(Recorded data)
------------------------------------------------------------

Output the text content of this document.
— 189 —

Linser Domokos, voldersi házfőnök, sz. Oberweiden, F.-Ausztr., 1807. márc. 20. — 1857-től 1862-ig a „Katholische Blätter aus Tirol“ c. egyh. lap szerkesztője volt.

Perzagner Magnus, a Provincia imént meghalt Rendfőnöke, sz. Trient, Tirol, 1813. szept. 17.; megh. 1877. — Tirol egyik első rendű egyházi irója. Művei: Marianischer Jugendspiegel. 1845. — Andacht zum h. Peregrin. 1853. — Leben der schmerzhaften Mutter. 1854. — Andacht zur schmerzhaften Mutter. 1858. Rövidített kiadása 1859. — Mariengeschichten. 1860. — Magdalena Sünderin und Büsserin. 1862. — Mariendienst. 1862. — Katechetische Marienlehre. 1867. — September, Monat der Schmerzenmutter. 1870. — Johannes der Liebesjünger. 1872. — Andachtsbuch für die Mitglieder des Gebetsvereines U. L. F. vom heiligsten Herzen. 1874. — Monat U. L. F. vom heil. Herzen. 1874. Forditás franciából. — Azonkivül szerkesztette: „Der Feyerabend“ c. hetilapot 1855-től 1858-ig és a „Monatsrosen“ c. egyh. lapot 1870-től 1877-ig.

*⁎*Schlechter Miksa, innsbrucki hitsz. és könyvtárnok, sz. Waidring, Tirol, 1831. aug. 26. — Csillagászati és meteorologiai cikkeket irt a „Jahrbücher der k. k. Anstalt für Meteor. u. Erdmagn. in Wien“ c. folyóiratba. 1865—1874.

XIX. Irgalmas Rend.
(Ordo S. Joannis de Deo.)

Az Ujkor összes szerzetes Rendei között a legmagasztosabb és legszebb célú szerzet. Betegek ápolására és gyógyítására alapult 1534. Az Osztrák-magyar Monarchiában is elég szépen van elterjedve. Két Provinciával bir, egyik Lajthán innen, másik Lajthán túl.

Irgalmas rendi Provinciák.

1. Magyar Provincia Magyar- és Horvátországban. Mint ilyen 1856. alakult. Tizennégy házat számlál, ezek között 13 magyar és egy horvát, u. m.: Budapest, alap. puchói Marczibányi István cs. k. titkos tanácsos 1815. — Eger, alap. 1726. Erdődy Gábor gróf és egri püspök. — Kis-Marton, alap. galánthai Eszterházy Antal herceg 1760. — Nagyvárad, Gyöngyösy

------------------------------------------------------------

» **SET TASK**
Search the lines above for the string "Tirol", then show every one that has it.

» **THE RESULT**
Linser Domokos, voldersi házfőnök, sz. Oberweiden, F.-Ausztr., 1807. márc. 20. — 1857-től 1862-ig a „Katholische Blätter aus Tirol“ c. egyh. lap szerkesztője volt.
Perzagner Magnus, a Provincia imént meghalt Rendfőnöke, sz. Trient, Tirol, 1813. szept. 17.; megh. 1877. — Tirol egyik első rendű egyházi irója. Művei: Marianischer Jugendspiegel. 1845. — Andacht zum h. Peregrin. 1853. — Leben der schmerzhaften Mutter. 1854. — Andacht zur schmerzhaften Mutter. 1858. Rövidített kiadása 1859. — Mariengeschichten. 1860. — Magdalena Sünderin und Büsserin. 1862. — Mariendienst. 1862. — Katechetische Marienlehre. 1867. — September, Monat der Schmerzenmutter. 1870. — Johannes der Liebesjünger. 1872. — Andachtsbuch für die Mitglieder des Gebetsvereines U. L. F. vom heiligsten Herzen. 1874. — Monat U. L. F. vom heil. Herzen. 1874. Forditás franciából. — Azonkivül szerkesztette: „Der Feyerabend“ c. hetilapot 1855-től 1858-ig és a „Monatsrosen“ c. egyh. lapot 1870-től 1877-ig.
*⁎*Schlechter Miksa, innsbrucki hitsz. és könyvtárnok, sz. Waidring, Tirol, 1831. aug. 26. — Csillagászati és meteorologiai cikkeket irt a „Jahrbücher der k. k. Anstalt für Meteor. u. Erdmagn. in Wien“ c. folyóiratba. 1865—1874.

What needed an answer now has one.